Aim of the exercise:
Sort through the data and copy the lines holding the word "funkciu".

Records shown:
>>

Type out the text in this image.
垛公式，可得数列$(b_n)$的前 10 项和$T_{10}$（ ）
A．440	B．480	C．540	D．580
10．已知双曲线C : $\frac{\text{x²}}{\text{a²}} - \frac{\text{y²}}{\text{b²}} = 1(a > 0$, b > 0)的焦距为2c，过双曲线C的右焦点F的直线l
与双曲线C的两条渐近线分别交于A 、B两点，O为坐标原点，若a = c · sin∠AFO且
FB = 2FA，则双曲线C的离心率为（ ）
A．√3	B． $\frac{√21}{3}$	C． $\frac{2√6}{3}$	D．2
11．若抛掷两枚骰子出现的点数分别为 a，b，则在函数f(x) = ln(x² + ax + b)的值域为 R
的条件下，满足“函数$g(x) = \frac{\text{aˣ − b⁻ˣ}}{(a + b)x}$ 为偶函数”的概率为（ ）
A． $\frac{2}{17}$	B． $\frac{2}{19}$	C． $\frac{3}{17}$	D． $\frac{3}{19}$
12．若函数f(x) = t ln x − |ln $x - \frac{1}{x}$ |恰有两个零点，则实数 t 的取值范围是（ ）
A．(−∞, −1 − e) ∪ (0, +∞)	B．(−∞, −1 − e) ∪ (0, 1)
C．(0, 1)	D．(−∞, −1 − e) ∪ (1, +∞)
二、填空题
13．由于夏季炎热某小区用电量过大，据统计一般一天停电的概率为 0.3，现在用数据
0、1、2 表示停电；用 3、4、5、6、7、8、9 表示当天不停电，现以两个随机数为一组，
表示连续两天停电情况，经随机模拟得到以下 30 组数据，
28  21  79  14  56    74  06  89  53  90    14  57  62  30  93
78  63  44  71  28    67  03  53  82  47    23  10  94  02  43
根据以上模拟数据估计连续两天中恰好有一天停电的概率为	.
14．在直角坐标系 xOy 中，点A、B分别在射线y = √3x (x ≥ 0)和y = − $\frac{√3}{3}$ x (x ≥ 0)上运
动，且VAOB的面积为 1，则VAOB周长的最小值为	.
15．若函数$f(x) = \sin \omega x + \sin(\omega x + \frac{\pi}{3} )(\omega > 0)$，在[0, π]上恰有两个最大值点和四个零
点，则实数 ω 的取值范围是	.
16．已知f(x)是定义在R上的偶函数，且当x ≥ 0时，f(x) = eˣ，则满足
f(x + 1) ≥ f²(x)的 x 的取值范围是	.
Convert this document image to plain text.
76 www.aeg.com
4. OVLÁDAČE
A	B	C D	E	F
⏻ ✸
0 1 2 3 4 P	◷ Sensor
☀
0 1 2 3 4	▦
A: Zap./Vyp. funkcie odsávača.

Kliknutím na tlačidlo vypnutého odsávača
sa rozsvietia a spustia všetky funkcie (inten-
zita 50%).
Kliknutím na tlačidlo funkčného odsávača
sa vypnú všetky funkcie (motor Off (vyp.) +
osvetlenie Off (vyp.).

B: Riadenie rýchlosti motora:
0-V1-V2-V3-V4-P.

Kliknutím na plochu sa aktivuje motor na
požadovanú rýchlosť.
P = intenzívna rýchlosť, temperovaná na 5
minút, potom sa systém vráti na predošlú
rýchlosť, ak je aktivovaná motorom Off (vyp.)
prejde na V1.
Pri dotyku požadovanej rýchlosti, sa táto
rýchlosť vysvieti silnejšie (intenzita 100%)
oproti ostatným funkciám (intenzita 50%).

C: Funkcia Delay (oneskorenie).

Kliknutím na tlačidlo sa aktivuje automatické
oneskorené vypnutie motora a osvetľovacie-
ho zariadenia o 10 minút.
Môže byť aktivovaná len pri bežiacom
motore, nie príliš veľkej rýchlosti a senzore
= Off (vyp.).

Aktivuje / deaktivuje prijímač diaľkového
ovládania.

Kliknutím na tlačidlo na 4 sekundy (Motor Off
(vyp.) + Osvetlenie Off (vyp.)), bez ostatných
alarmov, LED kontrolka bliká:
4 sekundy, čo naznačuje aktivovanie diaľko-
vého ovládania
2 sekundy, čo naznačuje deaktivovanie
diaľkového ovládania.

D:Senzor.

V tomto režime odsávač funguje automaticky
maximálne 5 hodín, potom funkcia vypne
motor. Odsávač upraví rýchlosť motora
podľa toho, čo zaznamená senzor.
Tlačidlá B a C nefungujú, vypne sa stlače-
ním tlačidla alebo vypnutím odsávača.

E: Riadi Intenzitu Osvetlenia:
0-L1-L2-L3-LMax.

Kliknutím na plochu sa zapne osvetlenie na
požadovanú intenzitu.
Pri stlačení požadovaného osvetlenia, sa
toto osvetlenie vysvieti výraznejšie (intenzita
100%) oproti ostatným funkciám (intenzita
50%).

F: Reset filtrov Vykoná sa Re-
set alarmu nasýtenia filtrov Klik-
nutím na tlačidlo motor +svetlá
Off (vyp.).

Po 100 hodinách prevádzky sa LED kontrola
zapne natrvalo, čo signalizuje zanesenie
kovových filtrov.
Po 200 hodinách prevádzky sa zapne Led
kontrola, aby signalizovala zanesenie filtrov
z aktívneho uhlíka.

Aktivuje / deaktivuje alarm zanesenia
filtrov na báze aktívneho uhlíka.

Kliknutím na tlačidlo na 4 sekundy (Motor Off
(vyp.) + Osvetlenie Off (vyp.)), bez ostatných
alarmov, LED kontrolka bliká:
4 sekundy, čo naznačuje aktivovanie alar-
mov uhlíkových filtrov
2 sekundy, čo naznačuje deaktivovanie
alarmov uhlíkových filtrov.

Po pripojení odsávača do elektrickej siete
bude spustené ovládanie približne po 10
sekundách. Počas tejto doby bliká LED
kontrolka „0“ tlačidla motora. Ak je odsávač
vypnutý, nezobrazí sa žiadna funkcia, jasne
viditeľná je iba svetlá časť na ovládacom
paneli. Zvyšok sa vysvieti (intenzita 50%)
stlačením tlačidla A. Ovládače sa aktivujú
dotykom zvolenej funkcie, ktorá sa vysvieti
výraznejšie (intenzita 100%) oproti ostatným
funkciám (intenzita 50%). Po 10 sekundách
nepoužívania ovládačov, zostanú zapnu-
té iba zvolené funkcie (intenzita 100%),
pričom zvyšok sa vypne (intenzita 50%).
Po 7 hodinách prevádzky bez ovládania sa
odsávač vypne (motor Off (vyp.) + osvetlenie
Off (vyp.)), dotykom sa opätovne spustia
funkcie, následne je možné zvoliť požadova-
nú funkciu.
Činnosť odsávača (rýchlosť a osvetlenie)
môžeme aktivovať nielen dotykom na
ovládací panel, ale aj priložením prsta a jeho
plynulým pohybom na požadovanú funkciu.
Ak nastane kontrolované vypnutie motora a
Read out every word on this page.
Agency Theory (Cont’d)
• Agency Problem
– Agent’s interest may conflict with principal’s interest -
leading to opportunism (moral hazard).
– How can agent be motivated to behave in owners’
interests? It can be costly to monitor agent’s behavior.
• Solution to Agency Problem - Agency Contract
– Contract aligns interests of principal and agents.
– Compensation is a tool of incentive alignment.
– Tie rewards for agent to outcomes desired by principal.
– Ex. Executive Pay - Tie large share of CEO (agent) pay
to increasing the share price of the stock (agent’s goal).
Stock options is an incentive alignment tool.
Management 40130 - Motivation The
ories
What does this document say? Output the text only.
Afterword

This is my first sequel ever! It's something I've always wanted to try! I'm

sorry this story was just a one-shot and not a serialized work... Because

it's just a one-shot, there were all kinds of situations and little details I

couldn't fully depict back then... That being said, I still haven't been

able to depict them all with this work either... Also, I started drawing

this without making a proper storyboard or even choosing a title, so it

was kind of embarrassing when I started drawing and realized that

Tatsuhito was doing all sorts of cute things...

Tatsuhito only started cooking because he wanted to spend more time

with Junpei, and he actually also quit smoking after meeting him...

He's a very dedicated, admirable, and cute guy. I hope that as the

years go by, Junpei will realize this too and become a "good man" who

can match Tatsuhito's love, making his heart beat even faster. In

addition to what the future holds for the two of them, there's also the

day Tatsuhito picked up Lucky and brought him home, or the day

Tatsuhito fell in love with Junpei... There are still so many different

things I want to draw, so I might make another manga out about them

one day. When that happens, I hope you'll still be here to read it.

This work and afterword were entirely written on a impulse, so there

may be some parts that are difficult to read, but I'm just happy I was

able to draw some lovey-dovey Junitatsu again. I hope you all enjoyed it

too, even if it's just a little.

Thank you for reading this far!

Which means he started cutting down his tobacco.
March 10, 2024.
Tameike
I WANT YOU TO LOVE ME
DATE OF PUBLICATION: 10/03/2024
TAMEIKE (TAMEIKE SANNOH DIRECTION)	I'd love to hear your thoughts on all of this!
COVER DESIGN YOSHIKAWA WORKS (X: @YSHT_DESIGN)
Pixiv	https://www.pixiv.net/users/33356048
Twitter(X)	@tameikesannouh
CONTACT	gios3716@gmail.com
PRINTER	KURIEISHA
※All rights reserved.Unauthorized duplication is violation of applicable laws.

<<

Answer to this problem:
nú funkciu.
plynulým pohybom na požadovanú funkciu.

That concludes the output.